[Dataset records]
----

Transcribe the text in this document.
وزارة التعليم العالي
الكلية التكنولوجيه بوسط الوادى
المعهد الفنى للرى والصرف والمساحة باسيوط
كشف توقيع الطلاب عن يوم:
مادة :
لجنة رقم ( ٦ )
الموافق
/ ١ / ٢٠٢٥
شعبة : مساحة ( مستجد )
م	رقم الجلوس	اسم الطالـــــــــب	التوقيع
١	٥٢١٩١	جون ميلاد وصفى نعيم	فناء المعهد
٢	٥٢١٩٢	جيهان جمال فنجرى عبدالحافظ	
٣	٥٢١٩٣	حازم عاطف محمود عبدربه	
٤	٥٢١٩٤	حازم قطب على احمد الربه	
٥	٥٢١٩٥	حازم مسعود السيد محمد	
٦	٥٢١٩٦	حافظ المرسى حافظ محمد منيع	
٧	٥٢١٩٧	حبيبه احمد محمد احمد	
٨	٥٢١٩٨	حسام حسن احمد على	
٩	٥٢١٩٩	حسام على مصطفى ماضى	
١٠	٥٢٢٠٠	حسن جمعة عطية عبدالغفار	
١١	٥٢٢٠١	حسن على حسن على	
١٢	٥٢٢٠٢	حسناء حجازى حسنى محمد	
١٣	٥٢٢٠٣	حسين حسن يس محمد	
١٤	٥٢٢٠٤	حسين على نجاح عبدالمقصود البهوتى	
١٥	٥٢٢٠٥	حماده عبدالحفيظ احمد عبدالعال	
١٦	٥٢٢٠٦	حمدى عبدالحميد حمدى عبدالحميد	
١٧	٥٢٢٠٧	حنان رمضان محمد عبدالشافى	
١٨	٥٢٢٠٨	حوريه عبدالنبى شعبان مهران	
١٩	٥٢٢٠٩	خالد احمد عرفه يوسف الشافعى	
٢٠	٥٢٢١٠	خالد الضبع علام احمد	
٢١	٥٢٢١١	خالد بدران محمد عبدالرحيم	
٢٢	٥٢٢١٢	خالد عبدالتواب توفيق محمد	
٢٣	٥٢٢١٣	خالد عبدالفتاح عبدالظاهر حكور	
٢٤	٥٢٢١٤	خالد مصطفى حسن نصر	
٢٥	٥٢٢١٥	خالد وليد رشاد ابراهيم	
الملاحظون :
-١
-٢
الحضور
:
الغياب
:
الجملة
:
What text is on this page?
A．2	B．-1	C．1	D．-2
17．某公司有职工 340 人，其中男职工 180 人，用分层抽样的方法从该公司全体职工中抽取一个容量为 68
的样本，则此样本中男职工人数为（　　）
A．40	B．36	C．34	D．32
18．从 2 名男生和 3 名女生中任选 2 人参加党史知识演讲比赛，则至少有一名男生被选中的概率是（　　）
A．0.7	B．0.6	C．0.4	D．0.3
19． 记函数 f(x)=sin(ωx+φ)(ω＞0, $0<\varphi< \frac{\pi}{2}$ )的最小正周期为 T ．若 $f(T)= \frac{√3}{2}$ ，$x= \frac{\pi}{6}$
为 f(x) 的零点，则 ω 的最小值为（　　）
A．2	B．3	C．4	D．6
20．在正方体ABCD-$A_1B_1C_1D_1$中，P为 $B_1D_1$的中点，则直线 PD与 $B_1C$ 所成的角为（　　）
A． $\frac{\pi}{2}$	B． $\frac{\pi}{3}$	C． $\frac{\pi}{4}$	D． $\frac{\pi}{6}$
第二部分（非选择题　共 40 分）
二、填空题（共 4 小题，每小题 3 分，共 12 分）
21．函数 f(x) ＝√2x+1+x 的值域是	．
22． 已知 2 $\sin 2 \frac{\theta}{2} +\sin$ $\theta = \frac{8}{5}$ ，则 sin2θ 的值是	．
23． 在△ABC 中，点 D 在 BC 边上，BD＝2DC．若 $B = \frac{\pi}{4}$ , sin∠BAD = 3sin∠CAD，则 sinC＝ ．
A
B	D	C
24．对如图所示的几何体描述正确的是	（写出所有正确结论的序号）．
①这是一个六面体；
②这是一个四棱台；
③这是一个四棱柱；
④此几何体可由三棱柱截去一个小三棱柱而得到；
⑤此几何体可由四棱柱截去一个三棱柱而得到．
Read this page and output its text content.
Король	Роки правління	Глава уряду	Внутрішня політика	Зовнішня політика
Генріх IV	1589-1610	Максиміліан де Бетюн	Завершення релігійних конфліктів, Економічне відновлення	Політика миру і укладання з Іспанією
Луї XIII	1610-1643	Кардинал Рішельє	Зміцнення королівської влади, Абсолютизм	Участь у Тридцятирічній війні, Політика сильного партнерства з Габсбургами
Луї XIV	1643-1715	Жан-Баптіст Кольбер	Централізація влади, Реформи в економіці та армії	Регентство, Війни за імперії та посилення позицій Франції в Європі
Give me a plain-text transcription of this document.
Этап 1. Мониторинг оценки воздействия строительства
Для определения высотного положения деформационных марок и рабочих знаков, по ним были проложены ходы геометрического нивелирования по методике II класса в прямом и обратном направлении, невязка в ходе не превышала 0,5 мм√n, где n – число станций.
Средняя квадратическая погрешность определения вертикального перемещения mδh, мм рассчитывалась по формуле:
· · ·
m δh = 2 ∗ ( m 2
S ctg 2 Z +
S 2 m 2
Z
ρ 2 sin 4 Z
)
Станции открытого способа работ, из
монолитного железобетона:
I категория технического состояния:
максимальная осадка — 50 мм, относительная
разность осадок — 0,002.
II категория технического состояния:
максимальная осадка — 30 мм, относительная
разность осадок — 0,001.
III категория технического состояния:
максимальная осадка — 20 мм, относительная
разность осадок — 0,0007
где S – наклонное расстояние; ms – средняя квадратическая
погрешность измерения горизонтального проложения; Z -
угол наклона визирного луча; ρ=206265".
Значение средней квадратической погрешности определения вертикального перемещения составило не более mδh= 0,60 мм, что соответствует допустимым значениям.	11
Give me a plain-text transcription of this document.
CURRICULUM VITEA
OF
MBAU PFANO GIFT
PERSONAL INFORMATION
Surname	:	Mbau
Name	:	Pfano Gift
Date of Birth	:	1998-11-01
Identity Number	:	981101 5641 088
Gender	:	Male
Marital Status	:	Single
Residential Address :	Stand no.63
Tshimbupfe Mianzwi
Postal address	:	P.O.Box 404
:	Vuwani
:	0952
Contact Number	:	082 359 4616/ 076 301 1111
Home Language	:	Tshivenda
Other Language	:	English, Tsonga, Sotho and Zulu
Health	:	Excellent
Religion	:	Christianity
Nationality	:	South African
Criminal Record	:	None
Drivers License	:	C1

----

_PROBLEM STATEMENT_
Copy out all lines from the material above that contain the string "осадка".

_SOLUTION BELOW_
максимальная осадка — 50 мм, относительная
максимальная осадка — 30 мм, относительная
максимальная осадка — 20 мм, относительная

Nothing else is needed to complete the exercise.